(Extracted data entries)
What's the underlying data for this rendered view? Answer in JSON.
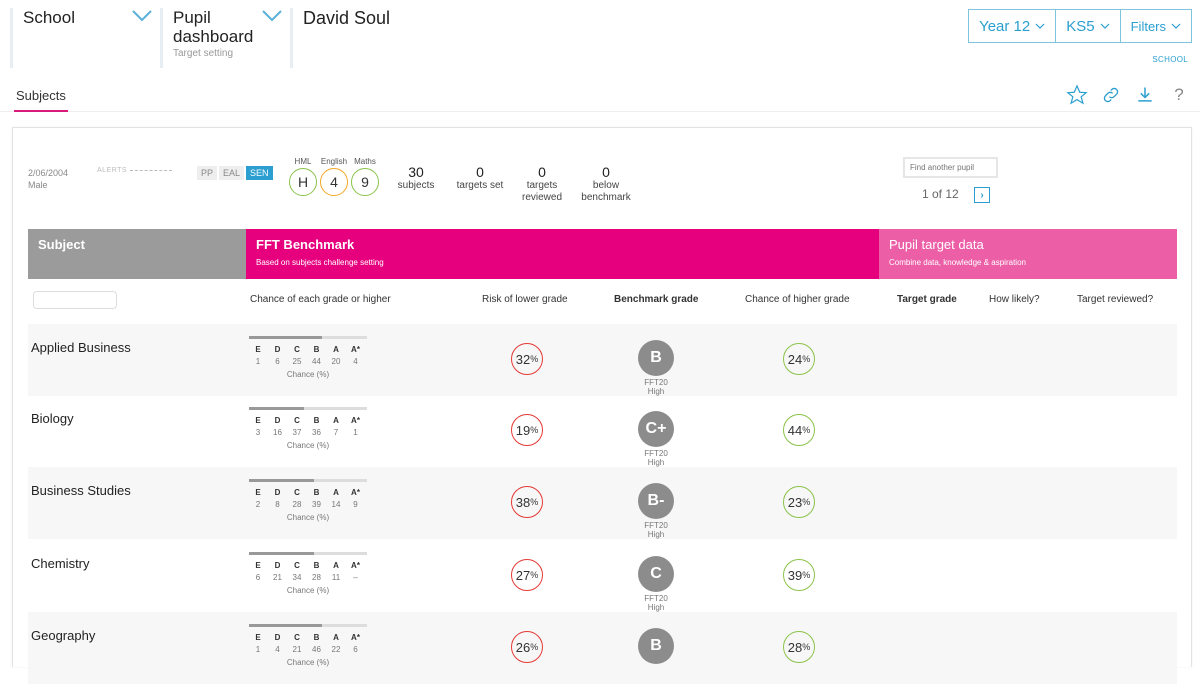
{
  "nav": {
    "school_label": "School",
    "dashboard_label": "Pupil\ndashboard",
    "dashboard_title_line1": "Pupil",
    "dashboard_title_line2": "dashboard",
    "dashboard_sub": "Target setting",
    "student_name": "David Soul",
    "year": "Year 12",
    "stage": "KS5",
    "filters": "Filters",
    "school_link": "SCHOOL"
  },
  "tabs": {
    "subjects": "Subjects"
  },
  "pupil": {
    "dob": "2/06/2004",
    "gender": "Male",
    "alerts_label": "ALERTS",
    "badges": [
      {
        "label": "PP",
        "active": false
      },
      {
        "label": "EAL",
        "active": false
      },
      {
        "label": "SEN",
        "active": true
      }
    ],
    "groups": [
      {
        "label": "HML",
        "value": "H",
        "color": "#8bc34a"
      },
      {
        "label": "English",
        "value": "4",
        "color": "#f5a623"
      },
      {
        "label": "Maths",
        "value": "9",
        "color": "#8bc34a"
      }
    ],
    "stats": [
      {
        "n": "30",
        "l1": "subjects",
        "l2": ""
      },
      {
        "n": "0",
        "l1": "targets set",
        "l2": ""
      },
      {
        "n": "0",
        "l1": "targets",
        "l2": "reviewed"
      },
      {
        "n": "0",
        "l1": "below",
        "l2": "benchmark"
      }
    ],
    "find_placeholder": "Find another pupil",
    "pager": "1 of 12"
  },
  "table": {
    "subject_header": "Subject",
    "fft_header": "FFT Benchmark",
    "fft_sub": "Based on subjects challenge setting",
    "pupil_header": "Pupil target data",
    "pupil_sub": "Combine data, knowledge & aspiration",
    "col_chance_each": "Chance of each grade or higher",
    "col_risk": "Risk of lower grade",
    "col_bench": "Benchmark grade",
    "col_higher": "Chance of higher grade",
    "col_target": "Target grade",
    "col_likely": "How likely?",
    "col_reviewed": "Target reviewed?",
    "grade_letters": [
      "E",
      "D",
      "C",
      "B",
      "A",
      "A*"
    ],
    "chance_caption": "Chance (%)",
    "rows": [
      {
        "subject": "Applied Business",
        "vals": [
          "1",
          "6",
          "25",
          "44",
          "20",
          "4"
        ],
        "bar": 0.62,
        "risk": "32",
        "bench": "B",
        "bench_src": "FFT20",
        "bench_level": "High",
        "higher": "24"
      },
      {
        "subject": "Biology",
        "vals": [
          "3",
          "16",
          "37",
          "36",
          "7",
          "1"
        ],
        "bar": 0.47,
        "risk": "19",
        "bench": "C+",
        "bench_src": "FFT20",
        "bench_level": "High",
        "higher": "44"
      },
      {
        "subject": "Business Studies",
        "vals": [
          "2",
          "8",
          "28",
          "39",
          "14",
          "9"
        ],
        "bar": 0.55,
        "risk": "38",
        "bench": "B-",
        "bench_src": "FFT20",
        "bench_level": "High",
        "higher": "23"
      },
      {
        "subject": "Chemistry",
        "vals": [
          "6",
          "21",
          "34",
          "28",
          "11",
          "–"
        ],
        "bar": 0.55,
        "risk": "27",
        "bench": "C",
        "bench_src": "FFT20",
        "bench_level": "High",
        "higher": "39"
      },
      {
        "subject": "Geography",
        "vals": [
          "1",
          "4",
          "21",
          "46",
          "22",
          "6"
        ],
        "bar": 0.62,
        "risk": "26",
        "bench": "B",
        "bench_src": "",
        "bench_level": "",
        "higher": "28"
      }
    ]
  }
}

> _TO BE DONE_: Copy the data word for word. Pictures do not go in the copy.

> _TASK RESPONSE_:
What's the underlying data for this rendered view? Answer in JSON.
{
  "nav": {
    "school_label": "School",
    "dashboard_label": "Pupil\ndashboard",
    "dashboard_title_line1": "Pupil",
    "dashboard_title_line2": "dashboard",
    "dashboard_sub": "Target setting",
    "student_name": "David Soul",
    "year": "Year 12",
    "stage": "KS5",
    "filters": "Filters",
    "school_link": "SCHOOL"
  },
  "tabs": {
    "subjects": "Subjects"
  },
  "pupil": {
    "dob": "2/06/2004",
    "gender": "Male",
    "alerts_label": "ALERTS",
    "badges": [
      {
        "label": "PP",
        "active": false
      },
      {
        "label": "EAL",
        "active": false
      },
      {
        "label": "SEN",
        "active": true
      }
    ],
    "groups": [
      {
        "label": "HML",
        "value": "H",
        "color": "#8bc34a"
      },
      {
        "label": "English",
        "value": "4",
        "color": "#f5a623"
      },
      {
        "label": "Maths",
        "value": "9",
        "color": "#8bc34a"
      }
    ],
    "stats": [
      {
        "n": "30",
        "l1": "subjects",
        "l2": ""
      },
      {
        "n": "0",
        "l1": "targets set",
        "l2": ""
      },
      {
        "n": "0",
        "l1": "targets",
        "l2": "reviewed"
      },
      {
        "n": "0",
        "l1": "below",
        "l2": "benchmark"
      }
    ],
    "find_placeholder": "Find another pupil",
    "pager": "1 of 12"
  },
  "table": {
    "subject_header": "Subject",
    "fft_header": "FFT Benchmark",
    "fft_sub": "Based on subjects challenge setting",
    "pupil_header": "Pupil target data",
    "pupil_sub": "Combine data, knowledge & aspiration",
    "col_chance_each": "Chance of each grade or higher",
    "col_risk": "Risk of lower grade",
    "col_bench": "Benchmark grade",
    "col_higher": "Chance of higher grade",
    "col_target": "Target grade",
    "col_likely": "How likely?",
    "col_reviewed": "Target reviewed?",
    "grade_letters": [
      "E",
      "D",
      "C",
      "B",
      "A",
      "A*"
    ],
    "chance_caption": "Chance (%)",
    "rows": [
      {
        "subject": "Applied Business",
        "vals": [
          "1",
          "6",
          "25",
          "44",
          "20",
          "4"
        ],
        "bar": 0.62,
        "risk": "32",
        "bench": "B",
        "bench_src": "FFT20",
        "bench_level": "High",
        "higher": "24"
      },
      {
        "subject": "Biology",
        "vals": [
          "3",
          "16",
          "37",
          "36",
          "7",
          "1"
        ],
        "bar": 0.47,
        "risk": "19",
        "bench": "C+",
        "bench_src": "FFT20",
        "bench_level": "High",
        "higher": "44"
      },
      {
        "subject": "Business Studies",
        "vals": [
          "2",
          "8",
          "28",
          "39",
          "14",
          "9"
        ],
        "bar": 0.55,
        "risk": "38",
        "bench": "B-",
        "bench_src": "FFT20",
        "bench_level": "High",
        "higher": "23"
      },
      {
        "subject": "Chemistry",
        "vals": [
          "6",
          "21",
          "34",
          "28",
          "11",
          "–"
        ],
        "bar": 0.55,
        "risk": "27",
        "bench": "C",
        "bench_src": "FFT20",
        "bench_level": "High",
        "higher": "39"
      },
      {
        "subject": "Geography",
        "vals": [
          "1",
          "4",
          "21",
          "46",
          "22",
          "6"
        ],
        "bar": 0.62,
        "risk": "26",
        "bench": "B",
        "bench_src": "",
        "bench_level": "",
        "higher": "28"
      }
    ]
  }
}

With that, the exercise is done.